In the entries below, find the lines with the word "rank" and copy them.
___ Recorded information
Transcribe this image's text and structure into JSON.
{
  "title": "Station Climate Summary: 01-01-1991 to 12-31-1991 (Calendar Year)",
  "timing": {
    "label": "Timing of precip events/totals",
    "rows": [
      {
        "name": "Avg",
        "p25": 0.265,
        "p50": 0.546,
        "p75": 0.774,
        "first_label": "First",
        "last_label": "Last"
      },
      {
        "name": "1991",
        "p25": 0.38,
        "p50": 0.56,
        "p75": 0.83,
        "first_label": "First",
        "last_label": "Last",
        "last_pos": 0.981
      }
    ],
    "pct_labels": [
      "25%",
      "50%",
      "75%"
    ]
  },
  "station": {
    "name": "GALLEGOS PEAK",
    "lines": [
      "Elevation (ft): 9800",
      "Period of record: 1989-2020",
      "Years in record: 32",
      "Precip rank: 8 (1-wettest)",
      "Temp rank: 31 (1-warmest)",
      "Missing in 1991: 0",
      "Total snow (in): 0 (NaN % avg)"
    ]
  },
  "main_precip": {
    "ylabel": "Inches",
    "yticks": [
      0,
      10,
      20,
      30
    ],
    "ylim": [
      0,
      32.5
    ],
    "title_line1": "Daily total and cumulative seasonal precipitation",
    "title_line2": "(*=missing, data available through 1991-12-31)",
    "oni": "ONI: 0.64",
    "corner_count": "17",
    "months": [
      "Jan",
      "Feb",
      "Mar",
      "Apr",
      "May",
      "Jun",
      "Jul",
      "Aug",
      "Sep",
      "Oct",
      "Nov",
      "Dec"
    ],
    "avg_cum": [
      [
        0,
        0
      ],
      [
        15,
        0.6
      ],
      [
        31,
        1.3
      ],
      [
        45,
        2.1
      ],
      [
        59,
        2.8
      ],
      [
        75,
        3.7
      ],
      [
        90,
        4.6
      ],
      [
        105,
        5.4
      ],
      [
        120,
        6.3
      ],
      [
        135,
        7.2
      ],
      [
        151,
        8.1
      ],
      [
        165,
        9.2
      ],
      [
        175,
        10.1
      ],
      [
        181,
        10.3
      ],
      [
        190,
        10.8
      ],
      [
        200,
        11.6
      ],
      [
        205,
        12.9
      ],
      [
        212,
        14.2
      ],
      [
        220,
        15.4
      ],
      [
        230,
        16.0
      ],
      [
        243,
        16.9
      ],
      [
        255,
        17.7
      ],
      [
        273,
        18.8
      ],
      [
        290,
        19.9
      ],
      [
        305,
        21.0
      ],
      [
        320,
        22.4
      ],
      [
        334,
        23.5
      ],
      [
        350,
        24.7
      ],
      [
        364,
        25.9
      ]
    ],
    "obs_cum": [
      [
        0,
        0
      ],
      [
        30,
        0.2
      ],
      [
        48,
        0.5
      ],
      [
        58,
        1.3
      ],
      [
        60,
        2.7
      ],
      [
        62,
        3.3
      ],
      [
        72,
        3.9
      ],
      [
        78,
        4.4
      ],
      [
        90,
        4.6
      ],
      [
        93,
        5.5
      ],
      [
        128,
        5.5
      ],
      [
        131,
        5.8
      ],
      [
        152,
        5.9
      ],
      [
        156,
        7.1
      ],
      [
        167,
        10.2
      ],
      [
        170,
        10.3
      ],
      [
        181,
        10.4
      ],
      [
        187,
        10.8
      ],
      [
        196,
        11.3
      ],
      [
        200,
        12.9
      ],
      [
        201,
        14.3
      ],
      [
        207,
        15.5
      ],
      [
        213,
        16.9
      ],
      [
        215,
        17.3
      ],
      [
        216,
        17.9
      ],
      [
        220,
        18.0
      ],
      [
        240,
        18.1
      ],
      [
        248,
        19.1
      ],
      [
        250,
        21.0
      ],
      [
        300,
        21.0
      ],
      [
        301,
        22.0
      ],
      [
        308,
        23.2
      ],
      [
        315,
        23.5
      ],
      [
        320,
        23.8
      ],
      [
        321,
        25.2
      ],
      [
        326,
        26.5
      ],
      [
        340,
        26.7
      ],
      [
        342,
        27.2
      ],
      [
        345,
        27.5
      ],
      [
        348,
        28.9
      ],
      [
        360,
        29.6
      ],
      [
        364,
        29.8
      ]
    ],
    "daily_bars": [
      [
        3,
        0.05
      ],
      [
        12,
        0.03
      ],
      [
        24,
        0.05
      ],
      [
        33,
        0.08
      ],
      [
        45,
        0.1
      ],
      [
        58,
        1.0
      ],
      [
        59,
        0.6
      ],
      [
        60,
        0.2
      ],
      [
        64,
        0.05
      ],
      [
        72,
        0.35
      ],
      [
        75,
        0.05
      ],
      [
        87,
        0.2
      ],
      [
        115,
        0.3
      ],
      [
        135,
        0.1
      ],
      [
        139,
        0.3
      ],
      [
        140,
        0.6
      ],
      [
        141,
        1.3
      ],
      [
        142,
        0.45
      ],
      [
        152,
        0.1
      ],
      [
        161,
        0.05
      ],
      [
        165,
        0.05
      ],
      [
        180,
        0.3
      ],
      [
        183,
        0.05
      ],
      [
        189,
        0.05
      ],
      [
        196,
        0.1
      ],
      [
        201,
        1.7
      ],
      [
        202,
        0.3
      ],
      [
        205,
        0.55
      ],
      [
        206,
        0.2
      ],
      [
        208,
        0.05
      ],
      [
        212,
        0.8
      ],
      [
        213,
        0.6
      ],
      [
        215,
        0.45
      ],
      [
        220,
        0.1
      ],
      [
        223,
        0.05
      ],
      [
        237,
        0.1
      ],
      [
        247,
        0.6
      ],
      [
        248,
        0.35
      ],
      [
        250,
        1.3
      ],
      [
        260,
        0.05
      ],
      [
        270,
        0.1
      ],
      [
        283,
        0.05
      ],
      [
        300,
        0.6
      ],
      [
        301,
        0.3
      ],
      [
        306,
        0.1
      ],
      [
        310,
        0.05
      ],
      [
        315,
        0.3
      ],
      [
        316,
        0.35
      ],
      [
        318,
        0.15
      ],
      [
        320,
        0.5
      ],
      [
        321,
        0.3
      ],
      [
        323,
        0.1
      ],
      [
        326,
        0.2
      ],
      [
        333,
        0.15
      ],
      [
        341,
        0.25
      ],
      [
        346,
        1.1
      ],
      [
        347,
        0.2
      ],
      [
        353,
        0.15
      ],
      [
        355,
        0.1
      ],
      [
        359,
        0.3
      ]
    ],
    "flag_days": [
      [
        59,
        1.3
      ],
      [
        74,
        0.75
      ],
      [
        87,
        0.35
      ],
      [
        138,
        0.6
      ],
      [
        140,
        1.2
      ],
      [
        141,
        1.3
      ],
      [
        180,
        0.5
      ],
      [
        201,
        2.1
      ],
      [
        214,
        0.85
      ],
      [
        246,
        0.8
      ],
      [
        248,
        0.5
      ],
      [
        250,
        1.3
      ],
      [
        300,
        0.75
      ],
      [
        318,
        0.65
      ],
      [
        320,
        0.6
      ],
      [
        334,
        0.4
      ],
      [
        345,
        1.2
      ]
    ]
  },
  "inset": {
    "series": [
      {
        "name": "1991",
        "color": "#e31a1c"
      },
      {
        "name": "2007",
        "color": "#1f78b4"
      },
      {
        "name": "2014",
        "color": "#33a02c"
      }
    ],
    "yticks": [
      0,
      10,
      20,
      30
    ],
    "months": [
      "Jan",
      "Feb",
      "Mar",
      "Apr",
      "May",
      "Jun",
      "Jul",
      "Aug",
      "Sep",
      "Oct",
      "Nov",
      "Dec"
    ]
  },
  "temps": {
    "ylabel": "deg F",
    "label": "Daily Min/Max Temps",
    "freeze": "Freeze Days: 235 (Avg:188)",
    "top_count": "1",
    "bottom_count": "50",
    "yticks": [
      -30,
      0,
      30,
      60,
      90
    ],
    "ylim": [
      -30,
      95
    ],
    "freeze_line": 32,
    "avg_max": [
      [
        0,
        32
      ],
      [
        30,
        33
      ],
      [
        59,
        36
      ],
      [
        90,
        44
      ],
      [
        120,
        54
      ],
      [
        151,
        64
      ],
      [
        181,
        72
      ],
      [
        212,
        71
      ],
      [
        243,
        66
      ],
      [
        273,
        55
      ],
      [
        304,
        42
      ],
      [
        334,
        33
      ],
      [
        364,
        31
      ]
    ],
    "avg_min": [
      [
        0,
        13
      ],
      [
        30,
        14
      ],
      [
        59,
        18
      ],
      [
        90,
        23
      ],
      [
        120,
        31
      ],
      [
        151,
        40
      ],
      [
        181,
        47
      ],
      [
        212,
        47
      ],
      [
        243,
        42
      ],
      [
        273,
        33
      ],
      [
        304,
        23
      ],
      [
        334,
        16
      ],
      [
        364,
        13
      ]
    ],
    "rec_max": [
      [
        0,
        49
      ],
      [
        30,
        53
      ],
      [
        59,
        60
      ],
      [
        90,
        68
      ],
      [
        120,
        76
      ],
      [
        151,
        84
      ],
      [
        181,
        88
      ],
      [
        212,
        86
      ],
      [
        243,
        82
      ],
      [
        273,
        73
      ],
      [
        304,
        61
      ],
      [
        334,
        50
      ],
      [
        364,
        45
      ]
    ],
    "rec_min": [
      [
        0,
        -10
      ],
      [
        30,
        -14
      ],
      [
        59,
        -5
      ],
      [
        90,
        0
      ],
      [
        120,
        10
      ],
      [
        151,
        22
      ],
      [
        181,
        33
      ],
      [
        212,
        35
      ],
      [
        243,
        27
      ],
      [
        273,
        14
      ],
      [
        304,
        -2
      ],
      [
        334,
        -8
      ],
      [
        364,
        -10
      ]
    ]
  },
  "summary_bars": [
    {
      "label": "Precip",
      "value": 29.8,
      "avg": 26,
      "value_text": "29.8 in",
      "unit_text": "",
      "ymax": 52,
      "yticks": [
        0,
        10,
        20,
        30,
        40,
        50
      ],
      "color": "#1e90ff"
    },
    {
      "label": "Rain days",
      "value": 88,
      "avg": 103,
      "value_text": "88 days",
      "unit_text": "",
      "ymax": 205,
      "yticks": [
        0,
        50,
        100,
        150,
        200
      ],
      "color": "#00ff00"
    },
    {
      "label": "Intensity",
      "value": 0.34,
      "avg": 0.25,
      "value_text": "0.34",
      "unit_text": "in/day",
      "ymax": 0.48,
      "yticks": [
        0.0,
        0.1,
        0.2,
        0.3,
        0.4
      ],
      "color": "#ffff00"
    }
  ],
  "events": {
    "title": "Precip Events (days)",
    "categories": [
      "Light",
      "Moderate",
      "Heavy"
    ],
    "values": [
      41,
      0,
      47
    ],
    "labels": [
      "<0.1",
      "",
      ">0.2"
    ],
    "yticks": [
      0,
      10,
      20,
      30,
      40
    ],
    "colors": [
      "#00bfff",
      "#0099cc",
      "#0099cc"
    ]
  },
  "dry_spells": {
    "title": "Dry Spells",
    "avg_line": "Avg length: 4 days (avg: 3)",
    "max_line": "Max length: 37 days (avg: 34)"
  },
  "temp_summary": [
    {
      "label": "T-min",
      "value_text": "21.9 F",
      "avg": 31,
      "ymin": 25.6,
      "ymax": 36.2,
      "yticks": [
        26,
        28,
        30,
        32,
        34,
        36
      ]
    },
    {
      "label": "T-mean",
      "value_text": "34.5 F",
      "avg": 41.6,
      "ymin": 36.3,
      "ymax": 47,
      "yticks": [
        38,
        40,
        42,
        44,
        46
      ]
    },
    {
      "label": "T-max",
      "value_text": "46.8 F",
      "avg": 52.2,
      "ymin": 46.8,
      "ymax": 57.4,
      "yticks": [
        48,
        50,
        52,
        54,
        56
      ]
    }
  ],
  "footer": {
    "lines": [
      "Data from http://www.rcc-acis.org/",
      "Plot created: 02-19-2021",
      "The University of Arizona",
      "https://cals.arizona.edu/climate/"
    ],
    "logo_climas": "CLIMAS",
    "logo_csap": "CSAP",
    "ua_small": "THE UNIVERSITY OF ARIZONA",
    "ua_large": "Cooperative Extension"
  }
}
______
Completed exercise:
      "Precip rank: 8 (1-wettest)",
      "Temp rank: 31 (1-warmest)",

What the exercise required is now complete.